Stored entries:
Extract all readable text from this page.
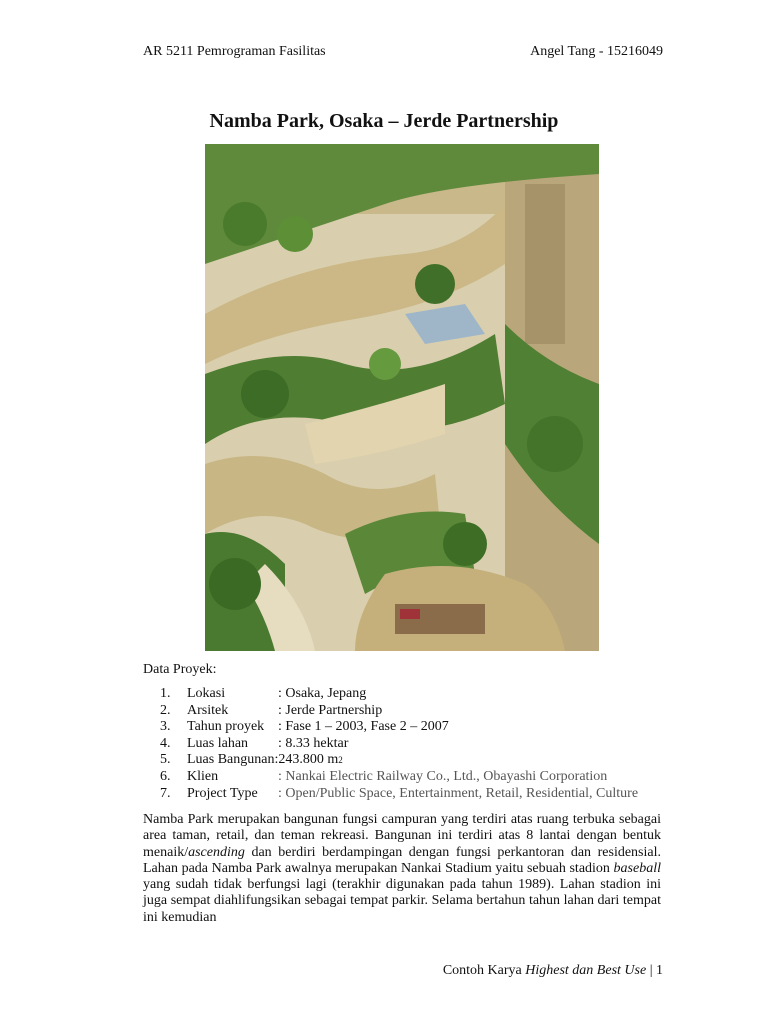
AR 5211 Pemrograman Fasilitas	Angel Tang - 15216049
Namba Park, Osaka – Jerde Partnership
Data Proyek:
1.	Lokasi	: Osaka, Jepang
2.	Arsitek	: Jerde Partnership
3.	Tahun proyek : Fase 1 – 2003, Fase 2 – 2007
4.	Luas lahan	: 8.33 hektar
5.	Luas Bangunan: 243.800 m 2
6.	Klien	: Nankai Electric Railway Co., Ltd., Obayashi Corporation
7.	Project Type	: Open/Public Space, Entertainment, Retail, Residential, Culture
Namba Park merupakan bangunan fungsi campuran yang terdiri atas ruang terbuka sebagai area taman, retail, dan teman rekreasi. Bangunan ini terdiri atas 8 lantai dengan bentuk menaik/ascending dan berdiri berdampingan dengan fungsi perkantoran dan residensial. Lahan pada Namba Park awalnya merupakan Nankai Stadium yaitu sebuah stadion baseball yang sudah tidak berfungsi lagi (terakhir digunakan pada tahun 1989). Lahan stadion ini juga sempat diahlifungsikan sebagai tempat parkir. Selama bertahun tahun lahan dari tempat ini kemudian
Contoh Karya Highest dan Best Use | 1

Task to carry out >> Reproduce the listing above exactly, excluding all pictures.

Exercise result >>
Extract all readable text from this page.
AR 5211 Pemrograman Fasilitas	Angel Tang - 15216049
Namba Park, Osaka – Jerde Partnership
Data Proyek:
1.	Lokasi	: Osaka, Jepang
2.	Arsitek	: Jerde Partnership
3.	Tahun proyek : Fase 1 – 2003, Fase 2 – 2007
4.	Luas lahan	: 8.33 hektar
5.	Luas Bangunan: 243.800 m 2
6.	Klien	: Nankai Electric Railway Co., Ltd., Obayashi Corporation
7.	Project Type	: Open/Public Space, Entertainment, Retail, Residential, Culture
Namba Park merupakan bangunan fungsi campuran yang terdiri atas ruang terbuka sebagai area taman, retail, dan teman rekreasi. Bangunan ini terdiri atas 8 lantai dengan bentuk menaik/ascending dan berdiri berdampingan dengan fungsi perkantoran dan residensial. Lahan pada Namba Park awalnya merupakan Nankai Stadium yaitu sebuah stadion baseball yang sudah tidak berfungsi lagi (terakhir digunakan pada tahun 1989). Lahan stadion ini juga sempat diahlifungsikan sebagai tempat parkir. Selama bertahun tahun lahan dari tempat ini kemudian
Contoh Karya Highest dan Best Use | 1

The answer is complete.